§ **Material provided**:
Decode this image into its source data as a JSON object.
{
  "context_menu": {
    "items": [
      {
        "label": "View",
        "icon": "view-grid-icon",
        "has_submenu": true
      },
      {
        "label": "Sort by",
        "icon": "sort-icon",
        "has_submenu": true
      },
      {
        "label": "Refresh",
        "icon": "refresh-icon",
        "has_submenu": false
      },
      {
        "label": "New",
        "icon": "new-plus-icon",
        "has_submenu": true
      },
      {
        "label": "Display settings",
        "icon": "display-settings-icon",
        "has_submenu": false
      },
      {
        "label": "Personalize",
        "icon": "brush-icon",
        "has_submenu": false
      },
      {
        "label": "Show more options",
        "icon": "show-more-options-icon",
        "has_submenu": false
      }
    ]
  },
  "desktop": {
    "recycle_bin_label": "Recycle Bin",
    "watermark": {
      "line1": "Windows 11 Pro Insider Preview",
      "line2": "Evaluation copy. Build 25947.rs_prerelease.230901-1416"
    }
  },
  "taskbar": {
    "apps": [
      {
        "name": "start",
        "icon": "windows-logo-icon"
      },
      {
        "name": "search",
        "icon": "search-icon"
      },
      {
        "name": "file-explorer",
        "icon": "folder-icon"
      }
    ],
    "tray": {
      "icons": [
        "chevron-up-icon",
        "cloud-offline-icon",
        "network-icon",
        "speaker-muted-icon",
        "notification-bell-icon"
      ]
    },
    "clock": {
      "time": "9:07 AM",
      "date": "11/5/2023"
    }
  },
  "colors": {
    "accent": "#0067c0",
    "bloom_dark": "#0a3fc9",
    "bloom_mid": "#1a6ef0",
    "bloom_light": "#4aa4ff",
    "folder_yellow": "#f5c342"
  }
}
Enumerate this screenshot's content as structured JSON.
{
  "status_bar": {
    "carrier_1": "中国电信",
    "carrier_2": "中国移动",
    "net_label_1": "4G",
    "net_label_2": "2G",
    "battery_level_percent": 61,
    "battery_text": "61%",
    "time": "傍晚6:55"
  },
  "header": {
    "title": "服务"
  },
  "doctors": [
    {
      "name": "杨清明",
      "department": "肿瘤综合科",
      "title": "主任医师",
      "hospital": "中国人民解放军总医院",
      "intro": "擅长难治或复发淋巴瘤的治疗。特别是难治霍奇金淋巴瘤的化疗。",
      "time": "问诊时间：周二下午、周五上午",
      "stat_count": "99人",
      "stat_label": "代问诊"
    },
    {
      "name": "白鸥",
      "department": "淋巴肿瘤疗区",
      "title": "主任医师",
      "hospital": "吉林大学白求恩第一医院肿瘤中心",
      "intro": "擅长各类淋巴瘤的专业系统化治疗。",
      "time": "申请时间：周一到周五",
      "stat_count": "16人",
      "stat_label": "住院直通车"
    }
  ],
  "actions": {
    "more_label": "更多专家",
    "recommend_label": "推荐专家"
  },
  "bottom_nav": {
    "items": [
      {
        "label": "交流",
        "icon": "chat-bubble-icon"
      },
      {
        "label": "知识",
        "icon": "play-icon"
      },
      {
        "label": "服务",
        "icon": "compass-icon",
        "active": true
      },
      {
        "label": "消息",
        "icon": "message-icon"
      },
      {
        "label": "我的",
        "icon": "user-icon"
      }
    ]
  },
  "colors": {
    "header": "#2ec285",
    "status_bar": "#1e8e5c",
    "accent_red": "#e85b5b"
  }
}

§ **What is asked**:
Print all of the entries again, exactly as written.

§ **Response for this exercise**:
Decode this image into its source data as a JSON object.
{
  "context_menu": {
    "items": [
      {
        "label": "View",
        "icon": "view-grid-icon",
        "has_submenu": true
      },
      {
        "label": "Sort by",
        "icon": "sort-icon",
        "has_submenu": true
      },
      {
        "label": "Refresh",
        "icon": "refresh-icon",
        "has_submenu": false
      },
      {
        "label": "New",
        "icon": "new-plus-icon",
        "has_submenu": true
      },
      {
        "label": "Display settings",
        "icon": "display-settings-icon",
        "has_submenu": false
      },
      {
        "label": "Personalize",
        "icon": "brush-icon",
        "has_submenu": false
      },
      {
        "label": "Show more options",
        "icon": "show-more-options-icon",
        "has_submenu": false
      }
    ]
  },
  "desktop": {
    "recycle_bin_label": "Recycle Bin",
    "watermark": {
      "line1": "Windows 11 Pro Insider Preview",
      "line2": "Evaluation copy. Build 25947.rs_prerelease.230901-1416"
    }
  },
  "taskbar": {
    "apps": [
      {
        "name": "start",
        "icon": "windows-logo-icon"
      },
      {
        "name": "search",
        "icon": "search-icon"
      },
      {
        "name": "file-explorer",
        "icon": "folder-icon"
      }
    ],
    "tray": {
      "icons": [
        "chevron-up-icon",
        "cloud-offline-icon",
        "network-icon",
        "speaker-muted-icon",
        "notification-bell-icon"
      ]
    },
    "clock": {
      "time": "9:07 AM",
      "date": "11/5/2023"
    }
  },
  "colors": {
    "accent": "#0067c0",
    "bloom_dark": "#0a3fc9",
    "bloom_mid": "#1a6ef0",
    "bloom_light": "#4aa4ff",
    "folder_yellow": "#f5c342"
  }
}
Enumerate this screenshot's content as structured JSON.
{
  "status_bar": {
    "carrier_1": "中国电信",
    "carrier_2": "中国移动",
    "net_label_1": "4G",
    "net_label_2": "2G",
    "battery_level_percent": 61,
    "battery_text": "61%",
    "time": "傍晚6:55"
  },
  "header": {
    "title": "服务"
  },
  "doctors": [
    {
      "name": "杨清明",
      "department": "肿瘤综合科",
      "title": "主任医师",
      "hospital": "中国人民解放军总医院",
      "intro": "擅长难治或复发淋巴瘤的治疗。特别是难治霍奇金淋巴瘤的化疗。",
      "time": "问诊时间：周二下午、周五上午",
      "stat_count": "99人",
      "stat_label": "代问诊"
    },
    {
      "name": "白鸥",
      "department": "淋巴肿瘤疗区",
      "title": "主任医师",
      "hospital": "吉林大学白求恩第一医院肿瘤中心",
      "intro": "擅长各类淋巴瘤的专业系统化治疗。",
      "time": "申请时间：周一到周五",
      "stat_count": "16人",
      "stat_label": "住院直通车"
    }
  ],
  "actions": {
    "more_label": "更多专家",
    "recommend_label": "推荐专家"
  },
  "bottom_nav": {
    "items": [
      {
        "label": "交流",
        "icon": "chat-bubble-icon"
      },
      {
        "label": "知识",
        "icon": "play-icon"
      },
      {
        "label": "服务",
        "icon": "compass-icon",
        "active": true
      },
      {
        "label": "消息",
        "icon": "message-icon"
      },
      {
        "label": "我的",
        "icon": "user-icon"
      }
    ]
  },
  "colors": {
    "header": "#2ec285",
    "status_bar": "#1e8e5c",
    "accent_red": "#e85b5b"
  }
}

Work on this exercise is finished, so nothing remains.